__REQUIRED WORK__. Check each line of the listing, and copy it if it contains the word "short".

__INPUT FOR THIS TASK__.
-- start --

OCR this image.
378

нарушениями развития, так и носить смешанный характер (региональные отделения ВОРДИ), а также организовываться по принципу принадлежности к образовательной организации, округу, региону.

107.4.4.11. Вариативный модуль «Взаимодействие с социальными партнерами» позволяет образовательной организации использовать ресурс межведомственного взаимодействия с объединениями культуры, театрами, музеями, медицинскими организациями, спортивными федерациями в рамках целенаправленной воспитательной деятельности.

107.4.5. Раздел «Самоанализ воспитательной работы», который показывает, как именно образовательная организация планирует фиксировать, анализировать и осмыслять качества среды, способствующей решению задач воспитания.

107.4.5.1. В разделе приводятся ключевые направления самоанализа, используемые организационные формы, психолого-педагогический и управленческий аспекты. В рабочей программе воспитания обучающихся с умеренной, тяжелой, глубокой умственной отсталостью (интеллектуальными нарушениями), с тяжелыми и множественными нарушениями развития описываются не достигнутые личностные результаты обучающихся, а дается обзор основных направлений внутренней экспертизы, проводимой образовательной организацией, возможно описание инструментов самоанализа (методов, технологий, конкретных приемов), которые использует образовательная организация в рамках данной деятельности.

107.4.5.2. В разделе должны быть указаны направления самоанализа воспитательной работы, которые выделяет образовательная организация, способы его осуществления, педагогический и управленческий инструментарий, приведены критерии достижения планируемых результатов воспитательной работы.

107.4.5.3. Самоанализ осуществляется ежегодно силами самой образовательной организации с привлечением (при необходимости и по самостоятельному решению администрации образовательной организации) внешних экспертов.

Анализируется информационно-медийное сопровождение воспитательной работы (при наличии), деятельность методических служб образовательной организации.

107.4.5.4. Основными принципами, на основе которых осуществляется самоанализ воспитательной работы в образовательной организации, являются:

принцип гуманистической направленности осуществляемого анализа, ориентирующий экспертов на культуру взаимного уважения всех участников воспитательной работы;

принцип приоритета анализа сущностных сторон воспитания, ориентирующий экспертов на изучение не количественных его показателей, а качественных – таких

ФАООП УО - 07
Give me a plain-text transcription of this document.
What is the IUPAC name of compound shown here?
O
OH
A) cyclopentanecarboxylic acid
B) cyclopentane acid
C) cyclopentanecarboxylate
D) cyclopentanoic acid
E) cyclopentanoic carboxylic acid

-- end --
-- start --

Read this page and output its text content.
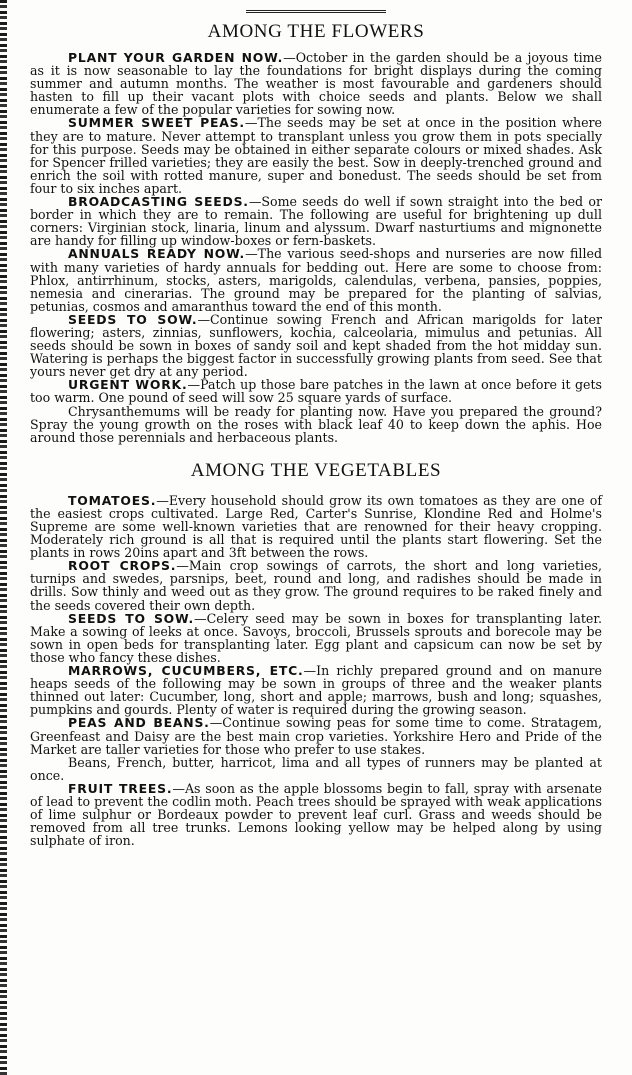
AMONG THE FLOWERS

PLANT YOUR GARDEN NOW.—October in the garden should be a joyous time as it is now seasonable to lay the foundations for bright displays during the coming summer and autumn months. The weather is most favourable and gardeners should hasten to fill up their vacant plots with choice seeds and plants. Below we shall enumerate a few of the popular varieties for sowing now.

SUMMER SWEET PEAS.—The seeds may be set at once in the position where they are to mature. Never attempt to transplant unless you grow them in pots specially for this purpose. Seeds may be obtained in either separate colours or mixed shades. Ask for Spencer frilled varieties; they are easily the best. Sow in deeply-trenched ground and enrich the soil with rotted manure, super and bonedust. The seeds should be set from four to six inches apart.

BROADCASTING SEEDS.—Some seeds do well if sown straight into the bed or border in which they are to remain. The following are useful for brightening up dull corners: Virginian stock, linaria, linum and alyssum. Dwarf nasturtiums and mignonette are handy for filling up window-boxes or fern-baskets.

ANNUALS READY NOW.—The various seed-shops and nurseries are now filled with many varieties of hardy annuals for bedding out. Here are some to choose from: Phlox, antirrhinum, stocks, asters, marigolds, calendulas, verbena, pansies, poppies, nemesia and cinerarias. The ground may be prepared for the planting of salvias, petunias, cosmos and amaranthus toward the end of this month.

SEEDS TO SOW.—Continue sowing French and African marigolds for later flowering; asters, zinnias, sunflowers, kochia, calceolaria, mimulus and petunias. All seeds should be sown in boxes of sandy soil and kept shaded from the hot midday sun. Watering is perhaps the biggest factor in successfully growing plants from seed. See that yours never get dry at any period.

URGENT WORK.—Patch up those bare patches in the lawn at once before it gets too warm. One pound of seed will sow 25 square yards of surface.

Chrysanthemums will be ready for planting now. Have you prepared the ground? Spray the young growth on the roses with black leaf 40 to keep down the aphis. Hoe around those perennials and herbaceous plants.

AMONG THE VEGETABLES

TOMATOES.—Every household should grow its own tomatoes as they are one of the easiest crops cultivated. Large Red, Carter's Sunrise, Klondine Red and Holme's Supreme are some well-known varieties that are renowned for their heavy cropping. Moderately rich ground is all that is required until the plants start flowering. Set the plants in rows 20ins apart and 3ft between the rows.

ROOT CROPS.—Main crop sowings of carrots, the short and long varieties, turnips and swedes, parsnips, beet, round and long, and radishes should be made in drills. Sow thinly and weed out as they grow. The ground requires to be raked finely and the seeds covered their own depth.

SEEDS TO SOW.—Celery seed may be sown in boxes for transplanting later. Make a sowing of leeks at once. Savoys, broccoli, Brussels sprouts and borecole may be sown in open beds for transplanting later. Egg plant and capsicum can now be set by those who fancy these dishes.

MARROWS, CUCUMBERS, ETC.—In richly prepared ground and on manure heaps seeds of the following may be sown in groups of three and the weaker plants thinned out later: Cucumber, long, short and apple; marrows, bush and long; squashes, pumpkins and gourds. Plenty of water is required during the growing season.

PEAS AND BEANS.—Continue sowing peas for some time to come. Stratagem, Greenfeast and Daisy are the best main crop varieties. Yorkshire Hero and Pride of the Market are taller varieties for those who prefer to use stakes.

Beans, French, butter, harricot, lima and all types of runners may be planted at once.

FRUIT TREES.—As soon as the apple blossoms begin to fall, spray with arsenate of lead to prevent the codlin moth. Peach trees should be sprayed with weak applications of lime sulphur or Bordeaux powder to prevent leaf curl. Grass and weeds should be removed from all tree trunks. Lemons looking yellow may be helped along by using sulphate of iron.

-- end --

__FINAL RESULT__.
ROOT CROPS.—Main crop sowings of carrots, the short and long varieties, turnips and swedes, parsnips, beet, round and long, and radishes should be made in drills. Sow thinly and weed out as they grow. The ground requires to be raked finely and the seeds covered their own depth.
MARROWS, CUCUMBERS, ETC.—In richly prepared ground and on manure heaps seeds of the following may be sown in groups of three and the weaker plants thinned out later: Cucumber, long, short and apple; marrows, bush and long; squashes, pumpkins and gourds. Plenty of water is required during the growing season.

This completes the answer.